_Task brief:_ Repeat the whole of the data, keeping every detail the same.
****
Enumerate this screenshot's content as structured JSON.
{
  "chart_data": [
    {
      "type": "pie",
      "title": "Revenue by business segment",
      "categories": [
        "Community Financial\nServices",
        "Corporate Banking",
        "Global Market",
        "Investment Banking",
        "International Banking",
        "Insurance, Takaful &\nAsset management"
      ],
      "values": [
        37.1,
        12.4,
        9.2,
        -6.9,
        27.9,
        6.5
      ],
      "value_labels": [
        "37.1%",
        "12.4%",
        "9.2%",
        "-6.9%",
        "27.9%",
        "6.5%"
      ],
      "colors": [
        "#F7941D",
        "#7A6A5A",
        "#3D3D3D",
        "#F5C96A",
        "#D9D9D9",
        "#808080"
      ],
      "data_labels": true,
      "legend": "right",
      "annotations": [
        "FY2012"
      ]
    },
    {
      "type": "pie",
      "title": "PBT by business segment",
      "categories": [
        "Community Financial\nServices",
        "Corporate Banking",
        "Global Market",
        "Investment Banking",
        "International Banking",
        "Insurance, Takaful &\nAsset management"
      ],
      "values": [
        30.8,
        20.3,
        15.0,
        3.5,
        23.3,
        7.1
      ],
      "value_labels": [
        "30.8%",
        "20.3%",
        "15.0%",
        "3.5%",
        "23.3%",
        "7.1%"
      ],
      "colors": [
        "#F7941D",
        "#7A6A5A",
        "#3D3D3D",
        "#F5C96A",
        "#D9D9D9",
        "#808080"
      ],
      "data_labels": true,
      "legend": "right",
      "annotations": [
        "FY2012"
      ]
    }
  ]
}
****
_Correct result:_
Enumerate this screenshot's content as structured JSON.
{
  "chart_data": [
    {
      "type": "pie",
      "title": "Revenue by business segment",
      "categories": [
        "Community Financial\nServices",
        "Corporate Banking",
        "Global Market",
        "Investment Banking",
        "International Banking",
        "Insurance, Takaful &\nAsset management"
      ],
      "values": [
        37.1,
        12.4,
        9.2,
        -6.9,
        27.9,
        6.5
      ],
      "value_labels": [
        "37.1%",
        "12.4%",
        "9.2%",
        "-6.9%",
        "27.9%",
        "6.5%"
      ],
      "colors": [
        "#F7941D",
        "#7A6A5A",
        "#3D3D3D",
        "#F5C96A",
        "#D9D9D9",
        "#808080"
      ],
      "data_labels": true,
      "legend": "right",
      "annotations": [
        "FY2012"
      ]
    },
    {
      "type": "pie",
      "title": "PBT by business segment",
      "categories": [
        "Community Financial\nServices",
        "Corporate Banking",
        "Global Market",
        "Investment Banking",
        "International Banking",
        "Insurance, Takaful &\nAsset management"
      ],
      "values": [
        30.8,
        20.3,
        15.0,
        3.5,
        23.3,
        7.1
      ],
      "value_labels": [
        "30.8%",
        "20.3%",
        "15.0%",
        "3.5%",
        "23.3%",
        "7.1%"
      ],
      "colors": [
        "#F7941D",
        "#7A6A5A",
        "#3D3D3D",
        "#F5C96A",
        "#D9D9D9",
        "#808080"
      ],
      "data_labels": true,
      "legend": "right",
      "annotations": [
        "FY2012"
      ]
    }
  ]
}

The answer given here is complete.